• [TASK INSTRUCTIONS]: Rewrite the part of the items that begins with the line containing "Patent image size: (415, 379)." and ends with the line containing "The radial arm 112D is at (135, 155).", replacing "hatched" with "shaded" and leaving everything else the same.

Data records:

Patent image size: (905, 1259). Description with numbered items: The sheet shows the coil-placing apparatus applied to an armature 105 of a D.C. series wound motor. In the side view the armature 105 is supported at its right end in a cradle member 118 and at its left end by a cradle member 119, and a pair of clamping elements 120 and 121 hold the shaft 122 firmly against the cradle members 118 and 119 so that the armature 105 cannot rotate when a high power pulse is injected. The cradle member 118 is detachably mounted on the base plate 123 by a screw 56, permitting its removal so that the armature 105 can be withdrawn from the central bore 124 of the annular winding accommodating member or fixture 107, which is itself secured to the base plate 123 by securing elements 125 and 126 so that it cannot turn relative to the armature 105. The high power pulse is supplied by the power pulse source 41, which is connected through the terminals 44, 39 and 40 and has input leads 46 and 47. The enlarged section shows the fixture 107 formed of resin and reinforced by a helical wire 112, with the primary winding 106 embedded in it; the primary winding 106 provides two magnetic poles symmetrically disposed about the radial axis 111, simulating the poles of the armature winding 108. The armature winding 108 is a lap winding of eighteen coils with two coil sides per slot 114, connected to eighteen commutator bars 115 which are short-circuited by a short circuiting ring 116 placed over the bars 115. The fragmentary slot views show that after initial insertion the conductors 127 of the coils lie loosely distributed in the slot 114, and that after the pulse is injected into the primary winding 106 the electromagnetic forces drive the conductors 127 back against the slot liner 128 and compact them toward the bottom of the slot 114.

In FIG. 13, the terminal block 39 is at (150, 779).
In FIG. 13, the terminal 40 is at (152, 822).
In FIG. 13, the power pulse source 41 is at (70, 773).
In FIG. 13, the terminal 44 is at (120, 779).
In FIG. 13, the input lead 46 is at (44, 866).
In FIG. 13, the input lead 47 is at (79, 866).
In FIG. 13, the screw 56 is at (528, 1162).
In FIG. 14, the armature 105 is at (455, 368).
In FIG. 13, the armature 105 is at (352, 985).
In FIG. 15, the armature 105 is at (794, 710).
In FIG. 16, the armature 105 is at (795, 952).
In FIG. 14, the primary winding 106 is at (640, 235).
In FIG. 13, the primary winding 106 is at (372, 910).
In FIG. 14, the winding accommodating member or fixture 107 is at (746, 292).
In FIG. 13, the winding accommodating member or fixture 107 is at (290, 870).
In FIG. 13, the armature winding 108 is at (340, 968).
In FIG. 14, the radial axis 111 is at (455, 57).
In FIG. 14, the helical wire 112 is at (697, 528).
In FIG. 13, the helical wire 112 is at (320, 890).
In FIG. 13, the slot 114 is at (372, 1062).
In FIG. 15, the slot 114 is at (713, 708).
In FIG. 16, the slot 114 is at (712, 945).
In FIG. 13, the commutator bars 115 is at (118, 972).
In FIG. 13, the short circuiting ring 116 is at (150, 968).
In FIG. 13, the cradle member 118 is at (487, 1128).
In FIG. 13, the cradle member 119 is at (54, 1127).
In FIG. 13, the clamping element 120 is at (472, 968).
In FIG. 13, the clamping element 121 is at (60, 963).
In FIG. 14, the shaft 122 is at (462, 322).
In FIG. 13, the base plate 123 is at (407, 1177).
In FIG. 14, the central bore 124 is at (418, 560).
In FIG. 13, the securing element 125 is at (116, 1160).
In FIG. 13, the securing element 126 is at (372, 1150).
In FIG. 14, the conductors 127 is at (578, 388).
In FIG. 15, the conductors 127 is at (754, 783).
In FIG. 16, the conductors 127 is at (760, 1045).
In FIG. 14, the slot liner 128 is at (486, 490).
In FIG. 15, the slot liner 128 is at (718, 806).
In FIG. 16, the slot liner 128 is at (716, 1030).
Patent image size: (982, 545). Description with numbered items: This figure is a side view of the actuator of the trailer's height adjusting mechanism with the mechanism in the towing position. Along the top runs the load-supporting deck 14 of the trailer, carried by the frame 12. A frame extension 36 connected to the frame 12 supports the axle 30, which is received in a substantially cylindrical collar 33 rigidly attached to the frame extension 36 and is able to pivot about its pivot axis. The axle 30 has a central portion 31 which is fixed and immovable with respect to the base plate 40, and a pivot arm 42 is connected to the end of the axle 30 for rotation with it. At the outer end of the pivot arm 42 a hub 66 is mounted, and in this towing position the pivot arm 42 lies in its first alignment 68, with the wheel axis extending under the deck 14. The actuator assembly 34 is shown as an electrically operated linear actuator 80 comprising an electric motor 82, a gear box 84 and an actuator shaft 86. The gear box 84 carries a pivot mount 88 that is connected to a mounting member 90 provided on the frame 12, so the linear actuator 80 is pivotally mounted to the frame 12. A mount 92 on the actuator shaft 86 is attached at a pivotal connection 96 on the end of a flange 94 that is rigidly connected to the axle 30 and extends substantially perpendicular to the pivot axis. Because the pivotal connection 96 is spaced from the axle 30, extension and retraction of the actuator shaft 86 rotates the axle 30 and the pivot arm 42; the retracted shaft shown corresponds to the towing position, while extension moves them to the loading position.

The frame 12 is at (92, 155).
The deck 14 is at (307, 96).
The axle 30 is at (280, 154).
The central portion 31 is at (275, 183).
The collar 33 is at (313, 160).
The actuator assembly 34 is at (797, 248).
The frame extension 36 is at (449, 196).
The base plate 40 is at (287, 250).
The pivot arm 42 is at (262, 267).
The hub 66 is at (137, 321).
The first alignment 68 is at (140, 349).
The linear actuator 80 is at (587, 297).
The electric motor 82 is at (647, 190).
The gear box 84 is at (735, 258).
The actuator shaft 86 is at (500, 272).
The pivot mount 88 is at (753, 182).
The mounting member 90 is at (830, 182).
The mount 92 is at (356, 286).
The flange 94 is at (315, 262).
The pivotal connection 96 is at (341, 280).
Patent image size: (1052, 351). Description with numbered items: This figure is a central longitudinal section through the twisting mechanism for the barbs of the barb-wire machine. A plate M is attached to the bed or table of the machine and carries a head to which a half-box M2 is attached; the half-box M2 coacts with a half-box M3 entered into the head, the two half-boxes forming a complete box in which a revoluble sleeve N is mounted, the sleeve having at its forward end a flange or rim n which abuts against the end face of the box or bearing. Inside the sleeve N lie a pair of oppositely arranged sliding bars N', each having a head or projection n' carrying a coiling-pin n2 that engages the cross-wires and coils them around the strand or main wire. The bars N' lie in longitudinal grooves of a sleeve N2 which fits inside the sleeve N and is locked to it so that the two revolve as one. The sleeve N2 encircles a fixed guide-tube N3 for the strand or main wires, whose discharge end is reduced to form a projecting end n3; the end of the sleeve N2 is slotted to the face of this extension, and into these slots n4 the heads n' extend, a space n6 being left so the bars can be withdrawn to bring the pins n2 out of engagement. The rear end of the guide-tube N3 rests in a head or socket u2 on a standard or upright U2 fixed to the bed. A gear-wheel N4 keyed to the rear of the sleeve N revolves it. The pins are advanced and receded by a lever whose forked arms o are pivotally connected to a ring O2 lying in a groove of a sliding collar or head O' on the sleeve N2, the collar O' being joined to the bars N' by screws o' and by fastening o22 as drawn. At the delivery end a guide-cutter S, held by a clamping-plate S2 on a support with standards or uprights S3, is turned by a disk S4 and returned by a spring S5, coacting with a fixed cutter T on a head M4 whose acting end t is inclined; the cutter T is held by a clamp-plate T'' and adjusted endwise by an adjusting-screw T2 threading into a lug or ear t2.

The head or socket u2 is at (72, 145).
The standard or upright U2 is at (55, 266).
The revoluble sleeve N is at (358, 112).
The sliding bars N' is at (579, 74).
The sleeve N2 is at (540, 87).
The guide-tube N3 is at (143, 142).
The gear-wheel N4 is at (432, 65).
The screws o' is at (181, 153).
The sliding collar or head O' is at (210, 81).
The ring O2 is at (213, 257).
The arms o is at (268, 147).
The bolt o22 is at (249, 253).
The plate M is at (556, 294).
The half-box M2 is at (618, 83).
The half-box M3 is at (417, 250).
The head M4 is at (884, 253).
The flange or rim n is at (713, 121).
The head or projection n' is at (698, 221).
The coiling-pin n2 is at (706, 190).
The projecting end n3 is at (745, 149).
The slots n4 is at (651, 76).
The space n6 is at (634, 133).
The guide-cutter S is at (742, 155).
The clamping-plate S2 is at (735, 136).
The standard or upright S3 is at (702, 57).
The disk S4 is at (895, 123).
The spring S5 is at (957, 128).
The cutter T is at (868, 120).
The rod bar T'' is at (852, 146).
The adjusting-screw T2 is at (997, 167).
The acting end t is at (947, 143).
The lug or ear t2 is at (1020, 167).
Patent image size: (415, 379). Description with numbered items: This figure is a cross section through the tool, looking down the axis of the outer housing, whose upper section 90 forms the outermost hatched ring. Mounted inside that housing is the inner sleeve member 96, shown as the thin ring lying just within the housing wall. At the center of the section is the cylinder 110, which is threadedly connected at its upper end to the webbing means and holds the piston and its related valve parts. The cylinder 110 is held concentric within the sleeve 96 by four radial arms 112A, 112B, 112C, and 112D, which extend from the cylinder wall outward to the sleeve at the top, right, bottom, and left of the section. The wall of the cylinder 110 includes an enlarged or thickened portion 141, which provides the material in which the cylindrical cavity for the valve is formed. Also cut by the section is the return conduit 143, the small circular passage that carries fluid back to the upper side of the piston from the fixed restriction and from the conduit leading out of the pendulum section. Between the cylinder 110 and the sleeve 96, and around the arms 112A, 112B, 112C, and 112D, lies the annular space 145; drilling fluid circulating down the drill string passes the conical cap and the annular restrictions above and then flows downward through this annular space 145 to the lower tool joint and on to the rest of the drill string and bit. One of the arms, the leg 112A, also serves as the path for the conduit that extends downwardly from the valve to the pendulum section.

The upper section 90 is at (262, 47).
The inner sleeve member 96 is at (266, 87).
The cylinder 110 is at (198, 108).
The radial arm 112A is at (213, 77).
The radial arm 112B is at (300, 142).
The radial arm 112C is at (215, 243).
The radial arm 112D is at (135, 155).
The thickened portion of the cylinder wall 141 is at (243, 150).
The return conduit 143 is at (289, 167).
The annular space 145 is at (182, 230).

• [ANSWER TO THE TASK]:
Patent image size: (415, 379). Description with numbered items: This figure is a cross section through the tool, looking down the axis of the outer housing, whose upper section 90 forms the outermost shaded ring. Mounted inside that housing is the inner sleeve member 96, shown as the thin ring lying just within the housing wall. At the center of the section is the cylinder 110, which is threadedly connected at its upper end to the webbing means and holds the piston and its related valve parts. The cylinder 110 is held concentric within the sleeve 96 by four radial arms 112A, 112B, 112C, and 112D, which extend from the cylinder wall outward to the sleeve at the top, right, bottom, and left of the section. The wall of the cylinder 110 includes an enlarged or thickened portion 141, which provides the material in which the cylindrical cavity for the valve is formed. Also cut by the section is the return conduit 143, the small circular passage that carries fluid back to the upper side of the piston from the fixed restriction and from the conduit leading out of the pendulum section. Between the cylinder 110 and the sleeve 96, and around the arms 112A, 112B, 112C, and 112D, lies the annular space 145; drilling fluid circulating down the drill string passes the conical cap and the annular restrictions above and then flows downward through this annular space 145 to the lower tool joint and on to the rest of the drill string and bit. One of the arms, the leg 112A, also serves as the path for the conduit that extends downwardly from the valve to the pendulum section.

The upper section 90 is at (262, 47).
The inner sleeve member 96 is at (266, 87).
The cylinder 110 is at (198, 108).
The radial arm 112A is at (213, 77).
The radial arm 112B is at (300, 142).
The radial arm 112C is at (215, 243).
The radial arm 112D is at (135, 155).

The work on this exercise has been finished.